▸ **What needs to be done**:
Write every record out again exactly as given.

** start Stored data **

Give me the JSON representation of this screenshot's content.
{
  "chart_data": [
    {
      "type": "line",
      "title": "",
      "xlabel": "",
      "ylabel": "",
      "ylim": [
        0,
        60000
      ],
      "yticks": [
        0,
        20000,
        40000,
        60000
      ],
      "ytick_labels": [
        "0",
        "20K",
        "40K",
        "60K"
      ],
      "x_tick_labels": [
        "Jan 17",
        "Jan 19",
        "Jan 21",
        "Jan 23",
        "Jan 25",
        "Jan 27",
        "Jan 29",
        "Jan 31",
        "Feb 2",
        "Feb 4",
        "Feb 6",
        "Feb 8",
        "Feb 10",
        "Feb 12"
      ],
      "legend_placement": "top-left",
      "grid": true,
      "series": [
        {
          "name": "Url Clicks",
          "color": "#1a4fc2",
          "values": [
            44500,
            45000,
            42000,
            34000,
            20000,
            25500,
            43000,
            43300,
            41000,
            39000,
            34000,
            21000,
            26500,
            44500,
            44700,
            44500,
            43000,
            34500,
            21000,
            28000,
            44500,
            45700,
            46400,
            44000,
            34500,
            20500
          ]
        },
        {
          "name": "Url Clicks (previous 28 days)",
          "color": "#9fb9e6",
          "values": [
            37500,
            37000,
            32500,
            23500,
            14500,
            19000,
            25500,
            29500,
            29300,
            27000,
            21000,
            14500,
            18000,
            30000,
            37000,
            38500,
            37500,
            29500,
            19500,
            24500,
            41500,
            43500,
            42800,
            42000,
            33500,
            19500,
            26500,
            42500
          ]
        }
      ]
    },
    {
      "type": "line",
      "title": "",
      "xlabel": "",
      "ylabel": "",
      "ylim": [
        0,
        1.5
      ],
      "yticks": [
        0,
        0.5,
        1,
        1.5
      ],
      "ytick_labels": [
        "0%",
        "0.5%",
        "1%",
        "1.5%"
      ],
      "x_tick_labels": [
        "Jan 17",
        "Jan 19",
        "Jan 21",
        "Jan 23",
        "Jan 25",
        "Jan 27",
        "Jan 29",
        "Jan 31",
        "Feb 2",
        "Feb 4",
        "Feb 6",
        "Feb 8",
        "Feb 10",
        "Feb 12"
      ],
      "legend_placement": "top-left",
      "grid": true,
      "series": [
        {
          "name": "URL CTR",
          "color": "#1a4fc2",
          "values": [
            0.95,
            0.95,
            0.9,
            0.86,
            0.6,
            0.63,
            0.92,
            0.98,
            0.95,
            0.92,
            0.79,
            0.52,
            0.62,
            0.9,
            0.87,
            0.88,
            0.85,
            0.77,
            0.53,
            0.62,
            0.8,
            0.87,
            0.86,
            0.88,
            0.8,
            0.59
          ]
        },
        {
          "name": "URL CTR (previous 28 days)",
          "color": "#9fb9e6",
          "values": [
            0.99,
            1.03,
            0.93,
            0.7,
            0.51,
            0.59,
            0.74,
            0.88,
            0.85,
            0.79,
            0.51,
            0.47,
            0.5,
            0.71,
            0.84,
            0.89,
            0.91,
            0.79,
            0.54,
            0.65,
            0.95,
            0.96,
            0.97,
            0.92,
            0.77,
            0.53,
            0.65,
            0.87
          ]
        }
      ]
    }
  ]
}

** end Stored data **

▸ **Full solution**:
Give me the JSON representation of this screenshot's content.
{
  "chart_data": [
    {
      "type": "line",
      "title": "",
      "xlabel": "",
      "ylabel": "",
      "ylim": [
        0,
        60000
      ],
      "yticks": [
        0,
        20000,
        40000,
        60000
      ],
      "ytick_labels": [
        "0",
        "20K",
        "40K",
        "60K"
      ],
      "x_tick_labels": [
        "Jan 17",
        "Jan 19",
        "Jan 21",
        "Jan 23",
        "Jan 25",
        "Jan 27",
        "Jan 29",
        "Jan 31",
        "Feb 2",
        "Feb 4",
        "Feb 6",
        "Feb 8",
        "Feb 10",
        "Feb 12"
      ],
      "legend_placement": "top-left",
      "grid": true,
      "series": [
        {
          "name": "Url Clicks",
          "color": "#1a4fc2",
          "values": [
            44500,
            45000,
            42000,
            34000,
            20000,
            25500,
            43000,
            43300,
            41000,
            39000,
            34000,
            21000,
            26500,
            44500,
            44700,
            44500,
            43000,
            34500,
            21000,
            28000,
            44500,
            45700,
            46400,
            44000,
            34500,
            20500
          ]
        },
        {
          "name": "Url Clicks (previous 28 days)",
          "color": "#9fb9e6",
          "values": [
            37500,
            37000,
            32500,
            23500,
            14500,
            19000,
            25500,
            29500,
            29300,
            27000,
            21000,
            14500,
            18000,
            30000,
            37000,
            38500,
            37500,
            29500,
            19500,
            24500,
            41500,
            43500,
            42800,
            42000,
            33500,
            19500,
            26500,
            42500
          ]
        }
      ]
    },
    {
      "type": "line",
      "title": "",
      "xlabel": "",
      "ylabel": "",
      "ylim": [
        0,
        1.5
      ],
      "yticks": [
        0,
        0.5,
        1,
        1.5
      ],
      "ytick_labels": [
        "0%",
        "0.5%",
        "1%",
        "1.5%"
      ],
      "x_tick_labels": [
        "Jan 17",
        "Jan 19",
        "Jan 21",
        "Jan 23",
        "Jan 25",
        "Jan 27",
        "Jan 29",
        "Jan 31",
        "Feb 2",
        "Feb 4",
        "Feb 6",
        "Feb 8",
        "Feb 10",
        "Feb 12"
      ],
      "legend_placement": "top-left",
      "grid": true,
      "series": [
        {
          "name": "URL CTR",
          "color": "#1a4fc2",
          "values": [
            0.95,
            0.95,
            0.9,
            0.86,
            0.6,
            0.63,
            0.92,
            0.98,
            0.95,
            0.92,
            0.79,
            0.52,
            0.62,
            0.9,
            0.87,
            0.88,
            0.85,
            0.77,
            0.53,
            0.62,
            0.8,
            0.87,
            0.86,
            0.88,
            0.8,
            0.59
          ]
        },
        {
          "name": "URL CTR (previous 28 days)",
          "color": "#9fb9e6",
          "values": [
            0.99,
            1.03,
            0.93,
            0.7,
            0.51,
            0.59,
            0.74,
            0.88,
            0.85,
            0.79,
            0.51,
            0.47,
            0.5,
            0.71,
            0.84,
            0.89,
            0.91,
            0.79,
            0.54,
            0.65,
            0.95,
            0.96,
            0.97,
            0.92,
            0.77,
            0.53,
            0.65,
            0.87
          ]
        }
      ]
    }
  ]
}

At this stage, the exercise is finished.